Copy out every record below, word for word.

## BEGIN Data in this exercise

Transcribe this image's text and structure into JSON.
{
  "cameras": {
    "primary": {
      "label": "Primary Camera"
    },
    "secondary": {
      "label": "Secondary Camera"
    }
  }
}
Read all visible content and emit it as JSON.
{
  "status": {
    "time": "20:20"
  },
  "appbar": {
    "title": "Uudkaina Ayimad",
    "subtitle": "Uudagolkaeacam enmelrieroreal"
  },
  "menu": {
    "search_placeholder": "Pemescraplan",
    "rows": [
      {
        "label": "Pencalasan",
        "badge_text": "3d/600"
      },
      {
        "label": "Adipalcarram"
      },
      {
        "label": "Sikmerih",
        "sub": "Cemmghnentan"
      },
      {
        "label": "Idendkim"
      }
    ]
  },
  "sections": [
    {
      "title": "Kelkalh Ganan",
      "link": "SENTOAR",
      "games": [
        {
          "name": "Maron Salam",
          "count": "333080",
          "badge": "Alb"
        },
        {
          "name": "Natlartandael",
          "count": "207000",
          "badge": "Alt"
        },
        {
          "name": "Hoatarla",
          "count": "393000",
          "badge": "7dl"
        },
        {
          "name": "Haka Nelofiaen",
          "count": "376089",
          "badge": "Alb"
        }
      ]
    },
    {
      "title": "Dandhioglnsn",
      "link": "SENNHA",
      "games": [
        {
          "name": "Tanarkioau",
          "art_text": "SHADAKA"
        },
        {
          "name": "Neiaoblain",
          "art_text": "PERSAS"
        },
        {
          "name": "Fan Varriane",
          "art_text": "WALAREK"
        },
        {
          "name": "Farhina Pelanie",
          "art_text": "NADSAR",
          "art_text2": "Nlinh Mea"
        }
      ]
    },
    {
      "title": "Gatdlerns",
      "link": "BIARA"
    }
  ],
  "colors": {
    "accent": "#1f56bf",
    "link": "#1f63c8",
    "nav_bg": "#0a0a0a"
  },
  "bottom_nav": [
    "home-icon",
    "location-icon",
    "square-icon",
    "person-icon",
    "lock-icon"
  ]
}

## END Data in this exercise

• Expected answer
Transcribe this image's text and structure into JSON.
{
  "cameras": {
    "primary": {
      "label": "Primary Camera"
    },
    "secondary": {
      "label": "Secondary Camera"
    }
  }
}
Read all visible content and emit it as JSON.
{
  "status": {
    "time": "20:20"
  },
  "appbar": {
    "title": "Uudkaina Ayimad",
    "subtitle": "Uudagolkaeacam enmelrieroreal"
  },
  "menu": {
    "search_placeholder": "Pemescraplan",
    "rows": [
      {
        "label": "Pencalasan",
        "badge_text": "3d/600"
      },
      {
        "label": "Adipalcarram"
      },
      {
        "label": "Sikmerih",
        "sub": "Cemmghnentan"
      },
      {
        "label": "Idendkim"
      }
    ]
  },
  "sections": [
    {
      "title": "Kelkalh Ganan",
      "link": "SENTOAR",
      "games": [
        {
          "name": "Maron Salam",
          "count": "333080",
          "badge": "Alb"
        },
        {
          "name": "Natlartandael",
          "count": "207000",
          "badge": "Alt"
        },
        {
          "name": "Hoatarla",
          "count": "393000",
          "badge": "7dl"
        },
        {
          "name": "Haka Nelofiaen",
          "count": "376089",
          "badge": "Alb"
        }
      ]
    },
    {
      "title": "Dandhioglnsn",
      "link": "SENNHA",
      "games": [
        {
          "name": "Tanarkioau",
          "art_text": "SHADAKA"
        },
        {
          "name": "Neiaoblain",
          "art_text": "PERSAS"
        },
        {
          "name": "Fan Varriane",
          "art_text": "WALAREK"
        },
        {
          "name": "Farhina Pelanie",
          "art_text": "NADSAR",
          "art_text2": "Nlinh Mea"
        }
      ]
    },
    {
      "title": "Gatdlerns",
      "link": "BIARA"
    }
  ],
  "colors": {
    "accent": "#1f56bf",
    "link": "#1f63c8",
    "nav_bg": "#0a0a0a"
  },
  "bottom_nav": [
    "home-icon",
    "location-icon",
    "square-icon",
    "person-icon",
    "lock-icon"
  ]
}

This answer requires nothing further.